**GIVEN DATA**

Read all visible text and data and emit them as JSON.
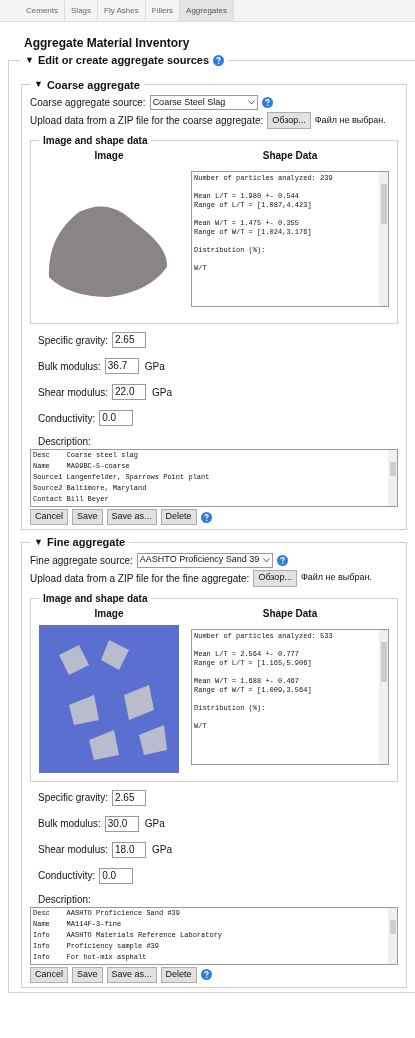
{
  "tabs": [
    {
      "label": "Cements",
      "selected": false
    },
    {
      "label": "Slags",
      "selected": false
    },
    {
      "label": "Fly Ashes",
      "selected": false
    },
    {
      "label": "Fillers",
      "selected": false
    },
    {
      "label": "Aggregates",
      "selected": true
    }
  ],
  "title": "Aggregate Material Inventory",
  "section": {
    "toggle": "▼",
    "legend": "Edit or create aggregate sources",
    "expanded": true
  },
  "aggregates": [
    {
      "kind": "coarse",
      "toggle": "▼",
      "legend": "Coarse aggregate",
      "expanded": true,
      "source_label": "Coarse aggregate source:",
      "source_value": "Coarse Steel Slag",
      "upload_label": "Upload data from a ZIP file for the coarse aggregate:",
      "browse_button": "Обзор...",
      "file_status": "Файл не выбран.",
      "shape_legend": "Image and shape data",
      "image_heading": "Image",
      "shape_heading": "Shape Data",
      "shape_text": "Number of particles analyzed: 239\n\nMean L/T = 1.980 +- 0.544\nRange of L/T = [1.087,4.423]\n\nMean W/T = 1.475 +- 0.355\nRange of W/T = [1.024,3.176]\n\nDistribution (%):\n\nW/T",
      "properties": [
        {
          "label": "Specific gravity:",
          "value": "2.65"
        },
        {
          "label": "Bulk modulus:",
          "value": "36.7",
          "unit": "GPa"
        },
        {
          "label": "Shear modulus:",
          "value": "22.0",
          "unit": "GPa"
        },
        {
          "label": "Conductivity:",
          "value": "0.0"
        }
      ],
      "description_label": "Description:",
      "description": "Desc    Coarse steel slag\nName    MA99BC-5-coarse\nSource1 Langenfelder, Sparrows Point plant\nSource2 Baltimore, Maryland\nContact Bill Beyer",
      "buttons": [
        "Cancel",
        "Save",
        "Save as...",
        "Delete"
      ]
    },
    {
      "kind": "fine",
      "toggle": "▼",
      "legend": "Fine aggregate",
      "expanded": true,
      "source_label": "Fine aggregate source:",
      "source_value": "AASHTO Proficiency Sand 39",
      "upload_label": "Upload data from a ZIP file for the fine aggregate:",
      "browse_button": "Обзор...",
      "file_status": "Файл не выбран.",
      "shape_legend": "Image and shape data",
      "image_heading": "Image",
      "shape_heading": "Shape Data",
      "shape_text": "Number of particles analyzed: 533\n\nMean L/T = 2.564 +- 0.777\nRange of L/T = [1.165,5.906]\n\nMean W/T = 1.688 +- 0.467\nRange of W/T = [1.009,3.564]\n\nDistribution (%):\n\nW/T",
      "properties": [
        {
          "label": "Specific gravity:",
          "value": "2.65"
        },
        {
          "label": "Bulk modulus:",
          "value": "30.0",
          "unit": "GPa"
        },
        {
          "label": "Shear modulus:",
          "value": "18.0",
          "unit": "GPa"
        },
        {
          "label": "Conductivity:",
          "value": "0.0"
        }
      ],
      "description_label": "Description:",
      "description": "Desc    AASHTO Proficience Sand #39\nName    MA114F-3-fine\nInfo    AASHTO Materials Reference Laboratory\nInfo    Proficiency sample #39\nInfo    For hot-mix asphalt",
      "buttons": [
        "Cancel",
        "Save",
        "Save as...",
        "Delete"
      ]
    }
  ]
}
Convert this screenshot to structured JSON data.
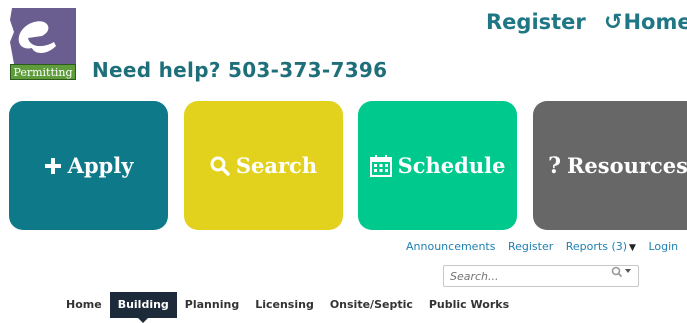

**PROBLEM**
All of the data above should be quoted exactly, except for the pictures.

**WRITTEN REPLY**
Read all visible text and data and emit them as JSON.
{
  "tabs": [
    {
      "label": "Cements",
      "selected": false
    },
    {
      "label": "Slags",
      "selected": false
    },
    {
      "label": "Fly Ashes",
      "selected": false
    },
    {
      "label": "Fillers",
      "selected": false
    },
    {
      "label": "Aggregates",
      "selected": true
    }
  ],
  "title": "Aggregate Material Inventory",
  "section": {
    "toggle": "▼",
    "legend": "Edit or create aggregate sources",
    "expanded": true
  },
  "aggregates": [
    {
      "kind": "coarse",
      "toggle": "▼",
      "legend": "Coarse aggregate",
      "expanded": true,
      "source_label": "Coarse aggregate source:",
      "source_value": "Coarse Steel Slag",
      "upload_label": "Upload data from a ZIP file for the coarse aggregate:",
      "browse_button": "Обзор...",
      "file_status": "Файл не выбран.",
      "shape_legend": "Image and shape data",
      "image_heading": "Image",
      "shape_heading": "Shape Data",
      "shape_text": "Number of particles analyzed: 239\n\nMean L/T = 1.980 +- 0.544\nRange of L/T = [1.087,4.423]\n\nMean W/T = 1.475 +- 0.355\nRange of W/T = [1.024,3.176]\n\nDistribution (%):\n\nW/T",
      "properties": [
        {
          "label": "Specific gravity:",
          "value": "2.65"
        },
        {
          "label": "Bulk modulus:",
          "value": "36.7",
          "unit": "GPa"
        },
        {
          "label": "Shear modulus:",
          "value": "22.0",
          "unit": "GPa"
        },
        {
          "label": "Conductivity:",
          "value": "0.0"
        }
      ],
      "description_label": "Description:",
      "description": "Desc    Coarse steel slag\nName    MA99BC-5-coarse\nSource1 Langenfelder, Sparrows Point plant\nSource2 Baltimore, Maryland\nContact Bill Beyer",
      "buttons": [
        "Cancel",
        "Save",
        "Save as...",
        "Delete"
      ]
    },
    {
      "kind": "fine",
      "toggle": "▼",
      "legend": "Fine aggregate",
      "expanded": true,
      "source_label": "Fine aggregate source:",
      "source_value": "AASHTO Proficiency Sand 39",
      "upload_label": "Upload data from a ZIP file for the fine aggregate:",
      "browse_button": "Обзор...",
      "file_status": "Файл не выбран.",
      "shape_legend": "Image and shape data",
      "image_heading": "Image",
      "shape_heading": "Shape Data",
      "shape_text": "Number of particles analyzed: 533\n\nMean L/T = 2.564 +- 0.777\nRange of L/T = [1.165,5.906]\n\nMean W/T = 1.688 +- 0.467\nRange of W/T = [1.009,3.564]\n\nDistribution (%):\n\nW/T",
      "properties": [
        {
          "label": "Specific gravity:",
          "value": "2.65"
        },
        {
          "label": "Bulk modulus:",
          "value": "30.0",
          "unit": "GPa"
        },
        {
          "label": "Shear modulus:",
          "value": "18.0",
          "unit": "GPa"
        },
        {
          "label": "Conductivity:",
          "value": "0.0"
        }
      ],
      "description_label": "Description:",
      "description": "Desc    AASHTO Proficience Sand #39\nName    MA114F-3-fine\nInfo    AASHTO Materials Reference Laboratory\nInfo    Proficiency sample #39\nInfo    For hot-mix asphalt",
      "buttons": [
        "Cancel",
        "Save",
        "Save as...",
        "Delete"
      ]
    }
  ]
}
Convert this screenshot to structured JSON data.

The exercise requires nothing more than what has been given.